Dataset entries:

--- start ---

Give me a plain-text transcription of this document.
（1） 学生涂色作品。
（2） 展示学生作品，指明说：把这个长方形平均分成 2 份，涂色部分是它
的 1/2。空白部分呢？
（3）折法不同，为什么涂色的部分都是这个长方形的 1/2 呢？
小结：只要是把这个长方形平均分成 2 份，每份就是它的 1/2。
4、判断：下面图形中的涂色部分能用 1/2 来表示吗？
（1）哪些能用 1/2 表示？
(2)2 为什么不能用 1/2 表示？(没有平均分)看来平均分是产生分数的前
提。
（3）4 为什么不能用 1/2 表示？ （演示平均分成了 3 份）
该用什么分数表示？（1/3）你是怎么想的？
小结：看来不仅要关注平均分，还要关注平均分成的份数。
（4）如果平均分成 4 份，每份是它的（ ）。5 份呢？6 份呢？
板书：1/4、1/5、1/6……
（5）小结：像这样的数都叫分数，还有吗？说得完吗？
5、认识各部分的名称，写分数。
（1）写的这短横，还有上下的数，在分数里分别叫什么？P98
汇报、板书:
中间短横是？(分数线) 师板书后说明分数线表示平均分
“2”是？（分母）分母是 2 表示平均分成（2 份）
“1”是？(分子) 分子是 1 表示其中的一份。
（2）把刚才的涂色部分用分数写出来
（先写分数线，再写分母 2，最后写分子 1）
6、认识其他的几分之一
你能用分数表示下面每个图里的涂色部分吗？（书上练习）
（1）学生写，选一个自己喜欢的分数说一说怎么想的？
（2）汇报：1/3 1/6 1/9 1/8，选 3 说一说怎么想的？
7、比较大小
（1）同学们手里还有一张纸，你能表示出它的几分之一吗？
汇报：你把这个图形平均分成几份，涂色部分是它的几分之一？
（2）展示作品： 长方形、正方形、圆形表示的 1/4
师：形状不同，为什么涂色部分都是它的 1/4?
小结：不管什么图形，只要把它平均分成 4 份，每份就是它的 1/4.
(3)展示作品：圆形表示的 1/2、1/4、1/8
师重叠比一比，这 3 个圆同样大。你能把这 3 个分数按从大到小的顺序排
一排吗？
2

--- end ---

Exercise:
Write out all the entries exactly.

Final result:
Give me a plain-text transcription of this document.
（1） 学生涂色作品。
（2） 展示学生作品，指明说：把这个长方形平均分成 2 份，涂色部分是它
的 1/2。空白部分呢？
（3）折法不同，为什么涂色的部分都是这个长方形的 1/2 呢？
小结：只要是把这个长方形平均分成 2 份，每份就是它的 1/2。
4、判断：下面图形中的涂色部分能用 1/2 来表示吗？
（1）哪些能用 1/2 表示？
(2)2 为什么不能用 1/2 表示？(没有平均分)看来平均分是产生分数的前
提。
（3）4 为什么不能用 1/2 表示？ （演示平均分成了 3 份）
该用什么分数表示？（1/3）你是怎么想的？
小结：看来不仅要关注平均分，还要关注平均分成的份数。
（4）如果平均分成 4 份，每份是它的（ ）。5 份呢？6 份呢？
板书：1/4、1/5、1/6……
（5）小结：像这样的数都叫分数，还有吗？说得完吗？
5、认识各部分的名称，写分数。
（1）写的这短横，还有上下的数，在分数里分别叫什么？P98
汇报、板书:
中间短横是？(分数线) 师板书后说明分数线表示平均分
“2”是？（分母）分母是 2 表示平均分成（2 份）
“1”是？(分子) 分子是 1 表示其中的一份。
（2）把刚才的涂色部分用分数写出来
（先写分数线，再写分母 2，最后写分子 1）
6、认识其他的几分之一
你能用分数表示下面每个图里的涂色部分吗？（书上练习）
（1）学生写，选一个自己喜欢的分数说一说怎么想的？
（2）汇报：1/3 1/6 1/9 1/8，选 3 说一说怎么想的？
7、比较大小
（1）同学们手里还有一张纸，你能表示出它的几分之一吗？
汇报：你把这个图形平均分成几份，涂色部分是它的几分之一？
（2）展示作品： 长方形、正方形、圆形表示的 1/4
师：形状不同，为什么涂色部分都是它的 1/4?
小结：不管什么图形，只要把它平均分成 4 份，每份就是它的 1/4.
(3)展示作品：圆形表示的 1/2、1/4、1/8
师重叠比一比，这 3 个圆同样大。你能把这 3 个分数按从大到小的顺序排
一排吗？
2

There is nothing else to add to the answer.